# [What the task asks]
Set down every entry again word for word, please, but skip the pictures.

# [Data excerpts]

## START

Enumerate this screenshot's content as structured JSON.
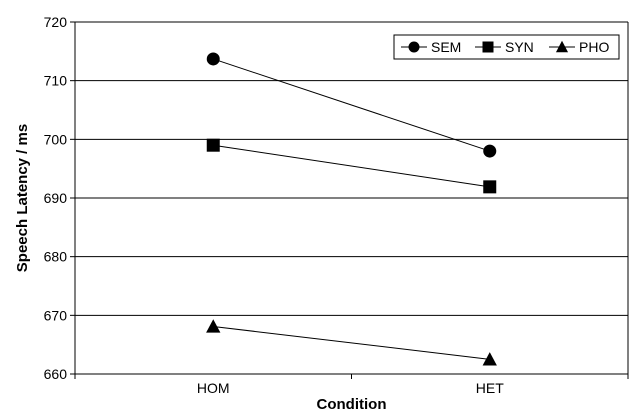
{
  "chart_data": {
    "type": "line",
    "title": "",
    "xlabel": "Condition",
    "ylabel": "Speech Latency / ms",
    "categories": [
      "HOM",
      "HET"
    ],
    "ylim": [
      660,
      720
    ],
    "yticks": [
      660,
      670,
      680,
      690,
      700,
      710,
      720
    ],
    "grid": true,
    "legend_position": "top-right",
    "series": [
      {
        "name": "SEM",
        "marker": "circle",
        "values": [
          713.7,
          698
        ]
      },
      {
        "name": "SYN",
        "marker": "square",
        "values": [
          699,
          691.9
        ]
      },
      {
        "name": "PHO",
        "marker": "triangle",
        "values": [
          668.1,
          662.5
        ]
      }
    ]
  }
}
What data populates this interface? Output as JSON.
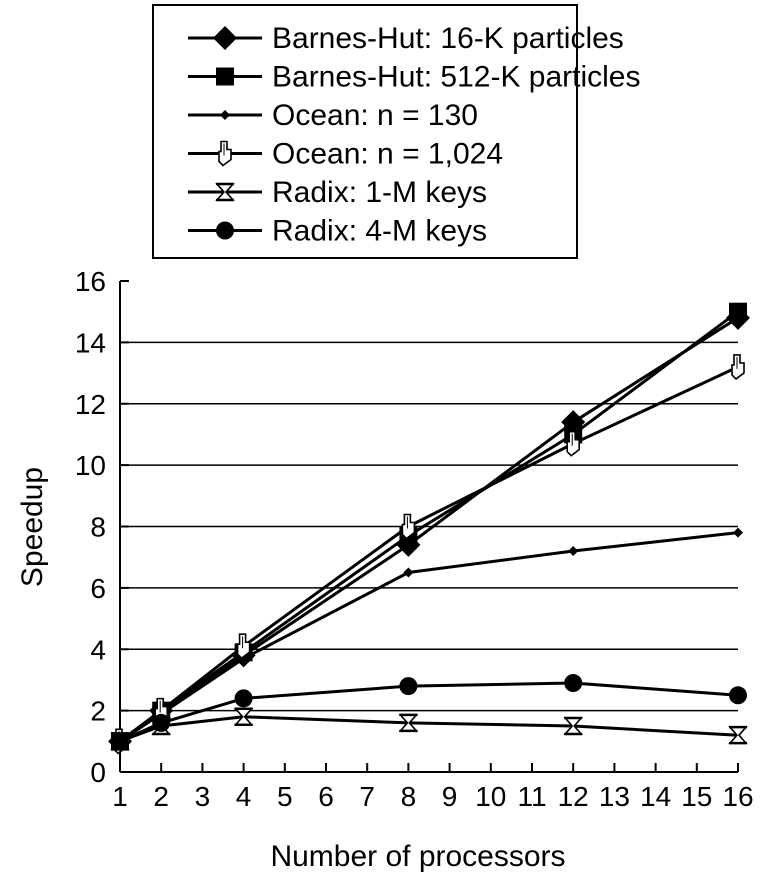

## END

# [Result of the task]
Enumerate this screenshot's content as structured JSON.
{
  "chart_data": {
    "type": "line",
    "title": "",
    "xlabel": "Condition",
    "ylabel": "Speech Latency / ms",
    "categories": [
      "HOM",
      "HET"
    ],
    "ylim": [
      660,
      720
    ],
    "yticks": [
      660,
      670,
      680,
      690,
      700,
      710,
      720
    ],
    "grid": true,
    "legend_position": "top-right",
    "series": [
      {
        "name": "SEM",
        "marker": "circle",
        "values": [
          713.7,
          698
        ]
      },
      {
        "name": "SYN",
        "marker": "square",
        "values": [
          699,
          691.9
        ]
      },
      {
        "name": "PHO",
        "marker": "triangle",
        "values": [
          668.1,
          662.5
        ]
      }
    ]
  }
}
What data populates this interface? Output as JSON.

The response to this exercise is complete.